--- BEGIN Source material ---
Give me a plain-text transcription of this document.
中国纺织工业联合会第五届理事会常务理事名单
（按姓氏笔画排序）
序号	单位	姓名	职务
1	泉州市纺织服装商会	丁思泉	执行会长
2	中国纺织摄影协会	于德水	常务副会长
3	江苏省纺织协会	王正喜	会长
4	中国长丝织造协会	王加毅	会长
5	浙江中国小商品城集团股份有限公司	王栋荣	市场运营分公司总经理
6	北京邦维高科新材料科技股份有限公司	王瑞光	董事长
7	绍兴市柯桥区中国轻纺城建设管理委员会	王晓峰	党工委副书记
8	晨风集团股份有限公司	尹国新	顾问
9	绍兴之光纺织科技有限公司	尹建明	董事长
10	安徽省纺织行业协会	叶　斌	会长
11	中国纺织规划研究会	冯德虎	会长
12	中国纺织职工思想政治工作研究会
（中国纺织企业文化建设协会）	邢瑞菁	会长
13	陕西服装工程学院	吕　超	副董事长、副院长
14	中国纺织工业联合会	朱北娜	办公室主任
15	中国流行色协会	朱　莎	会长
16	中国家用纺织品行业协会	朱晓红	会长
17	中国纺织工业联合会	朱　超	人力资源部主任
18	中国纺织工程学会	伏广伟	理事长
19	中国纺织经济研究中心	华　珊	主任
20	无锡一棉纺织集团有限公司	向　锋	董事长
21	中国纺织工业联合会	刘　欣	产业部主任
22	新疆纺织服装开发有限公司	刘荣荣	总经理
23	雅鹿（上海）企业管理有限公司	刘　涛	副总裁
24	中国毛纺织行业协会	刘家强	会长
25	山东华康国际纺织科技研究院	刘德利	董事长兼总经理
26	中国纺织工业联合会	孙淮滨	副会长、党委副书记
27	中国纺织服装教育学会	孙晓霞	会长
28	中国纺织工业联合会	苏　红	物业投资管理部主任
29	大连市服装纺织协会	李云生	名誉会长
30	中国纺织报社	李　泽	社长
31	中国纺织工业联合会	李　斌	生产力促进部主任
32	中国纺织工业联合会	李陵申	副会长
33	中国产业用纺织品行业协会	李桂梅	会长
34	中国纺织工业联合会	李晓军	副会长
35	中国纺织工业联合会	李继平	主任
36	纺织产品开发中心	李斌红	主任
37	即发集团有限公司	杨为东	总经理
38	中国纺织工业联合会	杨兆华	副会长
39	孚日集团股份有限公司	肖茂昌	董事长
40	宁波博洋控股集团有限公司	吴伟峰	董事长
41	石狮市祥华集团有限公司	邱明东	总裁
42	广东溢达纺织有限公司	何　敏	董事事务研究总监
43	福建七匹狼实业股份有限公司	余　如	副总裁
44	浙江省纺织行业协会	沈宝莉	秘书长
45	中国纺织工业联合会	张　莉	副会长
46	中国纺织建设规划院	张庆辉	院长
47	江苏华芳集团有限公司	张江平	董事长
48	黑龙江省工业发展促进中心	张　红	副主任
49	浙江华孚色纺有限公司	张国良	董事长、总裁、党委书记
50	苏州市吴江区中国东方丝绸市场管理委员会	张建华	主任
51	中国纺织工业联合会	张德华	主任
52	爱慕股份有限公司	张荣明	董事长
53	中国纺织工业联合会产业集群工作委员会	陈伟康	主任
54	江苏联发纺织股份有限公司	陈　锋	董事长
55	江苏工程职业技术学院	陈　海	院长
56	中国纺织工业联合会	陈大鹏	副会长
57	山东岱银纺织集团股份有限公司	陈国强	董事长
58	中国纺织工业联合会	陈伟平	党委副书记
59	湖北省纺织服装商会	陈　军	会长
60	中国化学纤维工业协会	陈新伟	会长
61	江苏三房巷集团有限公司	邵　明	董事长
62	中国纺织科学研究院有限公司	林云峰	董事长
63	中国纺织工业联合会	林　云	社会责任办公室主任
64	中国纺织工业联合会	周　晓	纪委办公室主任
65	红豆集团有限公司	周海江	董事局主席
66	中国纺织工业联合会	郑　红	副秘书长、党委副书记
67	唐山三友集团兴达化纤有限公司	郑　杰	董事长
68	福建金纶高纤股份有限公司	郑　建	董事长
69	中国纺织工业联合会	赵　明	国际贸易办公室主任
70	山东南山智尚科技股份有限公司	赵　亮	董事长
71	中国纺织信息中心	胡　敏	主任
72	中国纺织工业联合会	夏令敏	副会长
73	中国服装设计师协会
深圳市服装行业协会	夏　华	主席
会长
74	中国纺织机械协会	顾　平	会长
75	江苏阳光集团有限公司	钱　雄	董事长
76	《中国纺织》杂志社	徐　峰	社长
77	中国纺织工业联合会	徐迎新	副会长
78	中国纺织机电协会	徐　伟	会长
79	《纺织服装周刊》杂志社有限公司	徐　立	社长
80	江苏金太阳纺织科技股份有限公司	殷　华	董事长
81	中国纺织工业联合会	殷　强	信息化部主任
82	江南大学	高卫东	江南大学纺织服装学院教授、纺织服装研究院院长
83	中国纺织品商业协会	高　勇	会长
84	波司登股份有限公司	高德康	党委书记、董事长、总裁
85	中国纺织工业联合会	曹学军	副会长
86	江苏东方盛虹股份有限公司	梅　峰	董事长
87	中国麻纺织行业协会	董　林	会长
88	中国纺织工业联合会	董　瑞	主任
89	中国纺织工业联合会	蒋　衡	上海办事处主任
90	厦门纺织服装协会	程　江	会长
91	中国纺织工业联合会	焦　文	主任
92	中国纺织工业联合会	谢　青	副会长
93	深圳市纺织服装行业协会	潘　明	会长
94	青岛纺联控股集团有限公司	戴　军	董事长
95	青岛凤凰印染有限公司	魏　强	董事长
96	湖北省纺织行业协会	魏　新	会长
--- END Source material ---
▶ _What this task involves_
Extract all lines as given.

▶ _Exercise result_
Give me a plain-text transcription of this document.
中国纺织工业联合会第五届理事会常务理事名单
（按姓氏笔画排序）
序号	单位	姓名	职务
1	泉州市纺织服装商会	丁思泉	执行会长
2	中国纺织摄影协会	于德水	常务副会长
3	江苏省纺织协会	王正喜	会长
4	中国长丝织造协会	王加毅	会长
5	浙江中国小商品城集团股份有限公司	王栋荣	市场运营分公司总经理
6	北京邦维高科新材料科技股份有限公司	王瑞光	董事长
7	绍兴市柯桥区中国轻纺城建设管理委员会	王晓峰	党工委副书记
8	晨风集团股份有限公司	尹国新	顾问
9	绍兴之光纺织科技有限公司	尹建明	董事长
10	安徽省纺织行业协会	叶　斌	会长
11	中国纺织规划研究会	冯德虎	会长
12	中国纺织职工思想政治工作研究会
（中国纺织企业文化建设协会）	邢瑞菁	会长
13	陕西服装工程学院	吕　超	副董事长、副院长
14	中国纺织工业联合会	朱北娜	办公室主任
15	中国流行色协会	朱　莎	会长
16	中国家用纺织品行业协会	朱晓红	会长
17	中国纺织工业联合会	朱　超	人力资源部主任
18	中国纺织工程学会	伏广伟	理事长
19	中国纺织经济研究中心	华　珊	主任
20	无锡一棉纺织集团有限公司	向　锋	董事长
21	中国纺织工业联合会	刘　欣	产业部主任
22	新疆纺织服装开发有限公司	刘荣荣	总经理
23	雅鹿（上海）企业管理有限公司	刘　涛	副总裁
24	中国毛纺织行业协会	刘家强	会长
25	山东华康国际纺织科技研究院	刘德利	董事长兼总经理
26	中国纺织工业联合会	孙淮滨	副会长、党委副书记
27	中国纺织服装教育学会	孙晓霞	会长
28	中国纺织工业联合会	苏　红	物业投资管理部主任
29	大连市服装纺织协会	李云生	名誉会长
30	中国纺织报社	李　泽	社长
31	中国纺织工业联合会	李　斌	生产力促进部主任
32	中国纺织工业联合会	李陵申	副会长
33	中国产业用纺织品行业协会	李桂梅	会长
34	中国纺织工业联合会	李晓军	副会长
35	中国纺织工业联合会	李继平	主任
36	纺织产品开发中心	李斌红	主任
37	即发集团有限公司	杨为东	总经理
38	中国纺织工业联合会	杨兆华	副会长
39	孚日集团股份有限公司	肖茂昌	董事长
40	宁波博洋控股集团有限公司	吴伟峰	董事长
41	石狮市祥华集团有限公司	邱明东	总裁
42	广东溢达纺织有限公司	何　敏	董事事务研究总监
43	福建七匹狼实业股份有限公司	余　如	副总裁
44	浙江省纺织行业协会	沈宝莉	秘书长
45	中国纺织工业联合会	张　莉	副会长
46	中国纺织建设规划院	张庆辉	院长
47	江苏华芳集团有限公司	张江平	董事长
48	黑龙江省工业发展促进中心	张　红	副主任
49	浙江华孚色纺有限公司	张国良	董事长、总裁、党委书记
50	苏州市吴江区中国东方丝绸市场管理委员会	张建华	主任
51	中国纺织工业联合会	张德华	主任
52	爱慕股份有限公司	张荣明	董事长
53	中国纺织工业联合会产业集群工作委员会	陈伟康	主任
54	江苏联发纺织股份有限公司	陈　锋	董事长
55	江苏工程职业技术学院	陈　海	院长
56	中国纺织工业联合会	陈大鹏	副会长
57	山东岱银纺织集团股份有限公司	陈国强	董事长
58	中国纺织工业联合会	陈伟平	党委副书记
59	湖北省纺织服装商会	陈　军	会长
60	中国化学纤维工业协会	陈新伟	会长
61	江苏三房巷集团有限公司	邵　明	董事长
62	中国纺织科学研究院有限公司	林云峰	董事长
63	中国纺织工业联合会	林　云	社会责任办公室主任
64	中国纺织工业联合会	周　晓	纪委办公室主任
65	红豆集团有限公司	周海江	董事局主席
66	中国纺织工业联合会	郑　红	副秘书长、党委副书记
67	唐山三友集团兴达化纤有限公司	郑　杰	董事长
68	福建金纶高纤股份有限公司	郑　建	董事长
69	中国纺织工业联合会	赵　明	国际贸易办公室主任
70	山东南山智尚科技股份有限公司	赵　亮	董事长
71	中国纺织信息中心	胡　敏	主任
72	中国纺织工业联合会	夏令敏	副会长
73	中国服装设计师协会
深圳市服装行业协会	夏　华	主席
会长
74	中国纺织机械协会	顾　平	会长
75	江苏阳光集团有限公司	钱　雄	董事长
76	《中国纺织》杂志社	徐　峰	社长
77	中国纺织工业联合会	徐迎新	副会长
78	中国纺织机电协会	徐　伟	会长
79	《纺织服装周刊》杂志社有限公司	徐　立	社长
80	江苏金太阳纺织科技股份有限公司	殷　华	董事长
81	中国纺织工业联合会	殷　强	信息化部主任
82	江南大学	高卫东	江南大学纺织服装学院教授、纺织服装研究院院长
83	中国纺织品商业协会	高　勇	会长
84	波司登股份有限公司	高德康	党委书记、董事长、总裁
85	中国纺织工业联合会	曹学军	副会长
86	江苏东方盛虹股份有限公司	梅　峰	董事长
87	中国麻纺织行业协会	董　林	会长
88	中国纺织工业联合会	董　瑞	主任
89	中国纺织工业联合会	蒋　衡	上海办事处主任
90	厦门纺织服装协会	程　江	会长
91	中国纺织工业联合会	焦　文	主任
92	中国纺织工业联合会	谢　青	副会长
93	深圳市纺织服装行业协会	潘　明	会长
94	青岛纺联控股集团有限公司	戴　军	董事长
95	青岛凤凰印染有限公司	魏　强	董事长
96	湖北省纺织行业协会	魏　新	会长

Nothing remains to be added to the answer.